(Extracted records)
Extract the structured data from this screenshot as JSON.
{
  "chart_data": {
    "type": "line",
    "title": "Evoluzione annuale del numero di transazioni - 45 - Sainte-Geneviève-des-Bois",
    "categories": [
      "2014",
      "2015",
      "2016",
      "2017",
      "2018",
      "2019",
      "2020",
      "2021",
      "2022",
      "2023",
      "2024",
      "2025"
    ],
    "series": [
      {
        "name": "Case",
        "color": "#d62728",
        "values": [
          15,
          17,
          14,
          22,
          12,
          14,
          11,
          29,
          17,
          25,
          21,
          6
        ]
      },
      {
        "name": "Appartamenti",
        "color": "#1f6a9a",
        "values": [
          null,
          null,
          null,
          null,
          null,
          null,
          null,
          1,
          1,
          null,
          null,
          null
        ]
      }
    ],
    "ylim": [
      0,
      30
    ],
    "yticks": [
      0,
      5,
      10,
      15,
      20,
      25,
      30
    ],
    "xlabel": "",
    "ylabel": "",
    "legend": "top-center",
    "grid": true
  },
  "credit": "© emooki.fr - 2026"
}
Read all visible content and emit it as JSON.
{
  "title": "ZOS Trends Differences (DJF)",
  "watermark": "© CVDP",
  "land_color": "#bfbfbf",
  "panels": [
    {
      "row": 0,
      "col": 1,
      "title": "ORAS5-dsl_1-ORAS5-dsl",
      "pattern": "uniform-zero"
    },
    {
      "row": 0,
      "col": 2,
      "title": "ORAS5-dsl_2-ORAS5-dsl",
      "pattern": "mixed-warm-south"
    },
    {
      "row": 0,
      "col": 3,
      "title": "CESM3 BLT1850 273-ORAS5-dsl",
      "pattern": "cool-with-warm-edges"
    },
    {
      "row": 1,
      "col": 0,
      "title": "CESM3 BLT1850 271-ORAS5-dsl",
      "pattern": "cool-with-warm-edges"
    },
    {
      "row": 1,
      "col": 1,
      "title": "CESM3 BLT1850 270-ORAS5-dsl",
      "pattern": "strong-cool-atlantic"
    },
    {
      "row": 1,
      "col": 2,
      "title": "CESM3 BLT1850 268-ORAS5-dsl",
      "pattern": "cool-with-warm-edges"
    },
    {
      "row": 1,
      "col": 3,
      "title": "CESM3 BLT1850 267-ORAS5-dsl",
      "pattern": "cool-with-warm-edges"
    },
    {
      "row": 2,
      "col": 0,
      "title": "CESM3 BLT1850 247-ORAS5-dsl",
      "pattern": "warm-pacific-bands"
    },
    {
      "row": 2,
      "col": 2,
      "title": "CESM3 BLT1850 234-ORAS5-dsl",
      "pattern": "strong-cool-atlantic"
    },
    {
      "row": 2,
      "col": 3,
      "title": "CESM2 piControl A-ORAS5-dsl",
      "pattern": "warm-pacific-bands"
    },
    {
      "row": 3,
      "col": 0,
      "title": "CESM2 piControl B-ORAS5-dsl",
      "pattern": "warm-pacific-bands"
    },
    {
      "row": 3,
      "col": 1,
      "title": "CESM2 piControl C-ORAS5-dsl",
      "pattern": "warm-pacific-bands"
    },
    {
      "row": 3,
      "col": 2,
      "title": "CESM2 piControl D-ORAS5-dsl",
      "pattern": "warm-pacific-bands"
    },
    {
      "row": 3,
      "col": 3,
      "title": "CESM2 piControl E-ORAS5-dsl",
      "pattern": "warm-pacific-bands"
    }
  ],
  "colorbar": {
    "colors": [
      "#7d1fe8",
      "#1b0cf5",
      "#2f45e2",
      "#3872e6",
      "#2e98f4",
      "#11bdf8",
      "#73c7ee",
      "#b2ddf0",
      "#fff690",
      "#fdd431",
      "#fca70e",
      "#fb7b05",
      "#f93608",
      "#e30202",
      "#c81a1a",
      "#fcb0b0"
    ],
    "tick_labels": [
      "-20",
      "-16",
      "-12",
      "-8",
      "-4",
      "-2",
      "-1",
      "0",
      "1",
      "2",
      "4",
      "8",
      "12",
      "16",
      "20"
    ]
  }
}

_The problem_
Copy out the data shown above without altering anything.

_Exercise answer_
Extract the structured data from this screenshot as JSON.
{
  "chart_data": {
    "type": "line",
    "title": "Evoluzione annuale del numero di transazioni - 45 - Sainte-Geneviève-des-Bois",
    "categories": [
      "2014",
      "2015",
      "2016",
      "2017",
      "2018",
      "2019",
      "2020",
      "2021",
      "2022",
      "2023",
      "2024",
      "2025"
    ],
    "series": [
      {
        "name": "Case",
        "color": "#d62728",
        "values": [
          15,
          17,
          14,
          22,
          12,
          14,
          11,
          29,
          17,
          25,
          21,
          6
        ]
      },
      {
        "name": "Appartamenti",
        "color": "#1f6a9a",
        "values": [
          null,
          null,
          null,
          null,
          null,
          null,
          null,
          1,
          1,
          null,
          null,
          null
        ]
      }
    ],
    "ylim": [
      0,
      30
    ],
    "yticks": [
      0,
      5,
      10,
      15,
      20,
      25,
      30
    ],
    "xlabel": "",
    "ylabel": "",
    "legend": "top-center",
    "grid": true
  },
  "credit": "© emooki.fr - 2026"
}
Read all visible content and emit it as JSON.
{
  "title": "ZOS Trends Differences (DJF)",
  "watermark": "© CVDP",
  "land_color": "#bfbfbf",
  "panels": [
    {
      "row": 0,
      "col": 1,
      "title": "ORAS5-dsl_1-ORAS5-dsl",
      "pattern": "uniform-zero"
    },
    {
      "row": 0,
      "col": 2,
      "title": "ORAS5-dsl_2-ORAS5-dsl",
      "pattern": "mixed-warm-south"
    },
    {
      "row": 0,
      "col": 3,
      "title": "CESM3 BLT1850 273-ORAS5-dsl",
      "pattern": "cool-with-warm-edges"
    },
    {
      "row": 1,
      "col": 0,
      "title": "CESM3 BLT1850 271-ORAS5-dsl",
      "pattern": "cool-with-warm-edges"
    },
    {
      "row": 1,
      "col": 1,
      "title": "CESM3 BLT1850 270-ORAS5-dsl",
      "pattern": "strong-cool-atlantic"
    },
    {
      "row": 1,
      "col": 2,
      "title": "CESM3 BLT1850 268-ORAS5-dsl",
      "pattern": "cool-with-warm-edges"
    },
    {
      "row": 1,
      "col": 3,
      "title": "CESM3 BLT1850 267-ORAS5-dsl",
      "pattern": "cool-with-warm-edges"
    },
    {
      "row": 2,
      "col": 0,
      "title": "CESM3 BLT1850 247-ORAS5-dsl",
      "pattern": "warm-pacific-bands"
    },
    {
      "row": 2,
      "col": 2,
      "title": "CESM3 BLT1850 234-ORAS5-dsl",
      "pattern": "strong-cool-atlantic"
    },
    {
      "row": 2,
      "col": 3,
      "title": "CESM2 piControl A-ORAS5-dsl",
      "pattern": "warm-pacific-bands"
    },
    {
      "row": 3,
      "col": 0,
      "title": "CESM2 piControl B-ORAS5-dsl",
      "pattern": "warm-pacific-bands"
    },
    {
      "row": 3,
      "col": 1,
      "title": "CESM2 piControl C-ORAS5-dsl",
      "pattern": "warm-pacific-bands"
    },
    {
      "row": 3,
      "col": 2,
      "title": "CESM2 piControl D-ORAS5-dsl",
      "pattern": "warm-pacific-bands"
    },
    {
      "row": 3,
      "col": 3,
      "title": "CESM2 piControl E-ORAS5-dsl",
      "pattern": "warm-pacific-bands"
    }
  ],
  "colorbar": {
    "colors": [
      "#7d1fe8",
      "#1b0cf5",
      "#2f45e2",
      "#3872e6",
      "#2e98f4",
      "#11bdf8",
      "#73c7ee",
      "#b2ddf0",
      "#fff690",
      "#fdd431",
      "#fca70e",
      "#fb7b05",
      "#f93608",
      "#e30202",
      "#c81a1a",
      "#fcb0b0"
    ],
    "tick_labels": [
      "-20",
      "-16",
      "-12",
      "-8",
      "-4",
      "-2",
      "-1",
      "0",
      "1",
      "2",
      "4",
      "8",
      "12",
      "16",
      "20"
    ]
  }
}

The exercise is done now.